EXCERPT TO READ ->
With extreme weather events increasingly impacting water supply and essential infrastructure, one Victorian utility has unveiled a new map-based tool to show the threat climate change may have on its infrastructure in the future.

Yarra Valley Water has partnered with Nation Partners to develop a Climate Resilience Risk Assessment tool tailored to address asset-related climate hazards, vulnerability and exposure.

Yarra Valley Water Resilience and Liveability Manager Dr Lisa Ehrenfried said the work done to develop the tool marks a significant step towards Yarra Valley Water proactively managing climate-related risks and ensuring the resilience of its infrastructure.

“Victoria’s climate is already changing, becoming hotter and drier in recent decades, but with more intense rainfall bursts. Summer heat and rainfall events are breaking records. The climate is behaving in ways we have never seen before,” she said.

“We cannot rely on historical data anymore to assess climate risk. Victoria’s climate strategy outlines that we are now expecting double the number of fire danger days, double the number of very hot days and much more intense downpour events.

“We can’t look at the past to figure out what we can expect anymore. This means we can’t rely on traditional risk assessment methods, which are based on historical data. Understanding what our climate may be like in the future will help us to plan and adapt,” she said.

The map-based tool uses data from a number of sources, including the Bureau of Meteorology and Department of Energy, Environment and Climate Action, and overlays it in Yarra Valley Water’s service area.

Dr Ehrenfried said planning for the worst-case scenario will help Yarra Valley Water assess risks to protect its sites more effectively.

“The map helps to identify potential future climate hazards to our assets and paints a stark image of what we have to prepare for. But by taking action now, we can identify the risks earlier and ways to adapt to them,” she said.

“This work has been a fantastic effort from the Yarra Valley Water team. Our asset management specialists have worked hard to ensure the new tool fits in with our frameworks and are applicable.

“Working together with our asset management practitioners in developing this tool has produced great results.”

How it works

The interactive tool covers a vast service area spanning from Wallan in the north to Warburton in the east, allowing users to view future climate information as maps and charts, including temperature, bushfire risk, rainfall and heatwaves.

Dr Ehrenfried said the tool was designed to compare climate data for specific locations across different time periods and climate scenarios, an approach that is important for assessing infrastructure assets with varying service life.

“The mapping tool has many different layers, including the ability to look at different climate change scenarios. And these scenarios produce various different considerations relating to our assets and our systems,” she said.

“For example, during heat waves, we need to consider how long our staff can be exposed to the elements. On high fire danger days, we need to consider if our staff will be impacted and need to stay at home as a precaution.”

REQUIREMENT -> From the piece on Yarra Valley Water's climate risk tool, copy out everything from "How it works" down to "rainfall and heatwaves.".

SUPPLIED MATERIAL ->
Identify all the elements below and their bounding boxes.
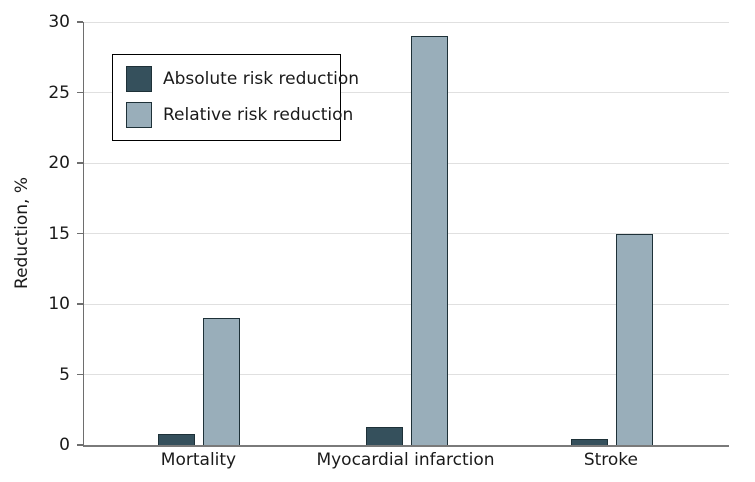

RESPONSE TO THIS TASK ->
How it works

The interactive tool covers a vast service area spanning from Wallan in the north to Warburton in the east, allowing users to view future climate information as maps and charts, including temperature, bushfire risk, rainfall and heatwaves.